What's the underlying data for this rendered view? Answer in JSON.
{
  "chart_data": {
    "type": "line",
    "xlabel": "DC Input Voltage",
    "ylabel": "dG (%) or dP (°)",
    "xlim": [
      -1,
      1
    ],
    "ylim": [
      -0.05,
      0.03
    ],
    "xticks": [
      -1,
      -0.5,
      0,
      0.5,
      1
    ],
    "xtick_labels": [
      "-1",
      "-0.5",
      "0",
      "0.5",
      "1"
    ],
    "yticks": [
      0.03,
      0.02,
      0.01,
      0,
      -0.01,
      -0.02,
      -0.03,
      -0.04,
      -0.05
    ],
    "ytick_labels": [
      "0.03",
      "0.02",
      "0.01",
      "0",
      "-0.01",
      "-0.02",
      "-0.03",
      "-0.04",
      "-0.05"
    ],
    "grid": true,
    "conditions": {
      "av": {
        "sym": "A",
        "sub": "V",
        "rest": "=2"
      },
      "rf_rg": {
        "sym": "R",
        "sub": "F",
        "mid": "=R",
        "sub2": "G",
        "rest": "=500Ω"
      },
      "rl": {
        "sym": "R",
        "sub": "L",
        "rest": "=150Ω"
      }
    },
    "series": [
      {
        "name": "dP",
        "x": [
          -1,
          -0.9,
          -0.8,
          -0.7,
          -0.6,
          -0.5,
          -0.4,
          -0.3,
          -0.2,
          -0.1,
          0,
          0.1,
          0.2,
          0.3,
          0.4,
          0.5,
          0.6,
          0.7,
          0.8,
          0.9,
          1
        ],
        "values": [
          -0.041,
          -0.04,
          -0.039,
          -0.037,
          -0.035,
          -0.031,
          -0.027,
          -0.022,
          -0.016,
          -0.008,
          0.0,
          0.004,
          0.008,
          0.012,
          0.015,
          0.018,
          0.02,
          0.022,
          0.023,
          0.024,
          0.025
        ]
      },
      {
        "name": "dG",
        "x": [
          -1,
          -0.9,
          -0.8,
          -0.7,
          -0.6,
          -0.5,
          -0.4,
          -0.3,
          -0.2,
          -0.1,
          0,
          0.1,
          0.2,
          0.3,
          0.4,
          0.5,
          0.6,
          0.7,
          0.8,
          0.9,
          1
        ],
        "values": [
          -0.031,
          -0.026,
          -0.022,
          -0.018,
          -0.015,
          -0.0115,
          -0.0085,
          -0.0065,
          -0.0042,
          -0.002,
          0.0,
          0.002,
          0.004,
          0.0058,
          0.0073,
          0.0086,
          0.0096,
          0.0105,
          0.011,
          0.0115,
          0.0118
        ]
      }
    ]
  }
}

» **Your task**
All of the data above should be transcribed exactly.

» **Written solution**
What's the underlying data for this rendered view? Answer in JSON.
{
  "chart_data": {
    "type": "line",
    "xlabel": "DC Input Voltage",
    "ylabel": "dG (%) or dP (°)",
    "xlim": [
      -1,
      1
    ],
    "ylim": [
      -0.05,
      0.03
    ],
    "xticks": [
      -1,
      -0.5,
      0,
      0.5,
      1
    ],
    "xtick_labels": [
      "-1",
      "-0.5",
      "0",
      "0.5",
      "1"
    ],
    "yticks": [
      0.03,
      0.02,
      0.01,
      0,
      -0.01,
      -0.02,
      -0.03,
      -0.04,
      -0.05
    ],
    "ytick_labels": [
      "0.03",
      "0.02",
      "0.01",
      "0",
      "-0.01",
      "-0.02",
      "-0.03",
      "-0.04",
      "-0.05"
    ],
    "grid": true,
    "conditions": {
      "av": {
        "sym": "A",
        "sub": "V",
        "rest": "=2"
      },
      "rf_rg": {
        "sym": "R",
        "sub": "F",
        "mid": "=R",
        "sub2": "G",
        "rest": "=500Ω"
      },
      "rl": {
        "sym": "R",
        "sub": "L",
        "rest": "=150Ω"
      }
    },
    "series": [
      {
        "name": "dP",
        "x": [
          -1,
          -0.9,
          -0.8,
          -0.7,
          -0.6,
          -0.5,
          -0.4,
          -0.3,
          -0.2,
          -0.1,
          0,
          0.1,
          0.2,
          0.3,
          0.4,
          0.5,
          0.6,
          0.7,
          0.8,
          0.9,
          1
        ],
        "values": [
          -0.041,
          -0.04,
          -0.039,
          -0.037,
          -0.035,
          -0.031,
          -0.027,
          -0.022,
          -0.016,
          -0.008,
          0.0,
          0.004,
          0.008,
          0.012,
          0.015,
          0.018,
          0.02,
          0.022,
          0.023,
          0.024,
          0.025
        ]
      },
      {
        "name": "dG",
        "x": [
          -1,
          -0.9,
          -0.8,
          -0.7,
          -0.6,
          -0.5,
          -0.4,
          -0.3,
          -0.2,
          -0.1,
          0,
          0.1,
          0.2,
          0.3,
          0.4,
          0.5,
          0.6,
          0.7,
          0.8,
          0.9,
          1
        ],
        "values": [
          -0.031,
          -0.026,
          -0.022,
          -0.018,
          -0.015,
          -0.0115,
          -0.0085,
          -0.0065,
          -0.0042,
          -0.002,
          0.0,
          0.002,
          0.004,
          0.0058,
          0.0073,
          0.0086,
          0.0096,
          0.0105,
          0.011,
          0.0115,
          0.0118
        ]
      }
    ]
  }
}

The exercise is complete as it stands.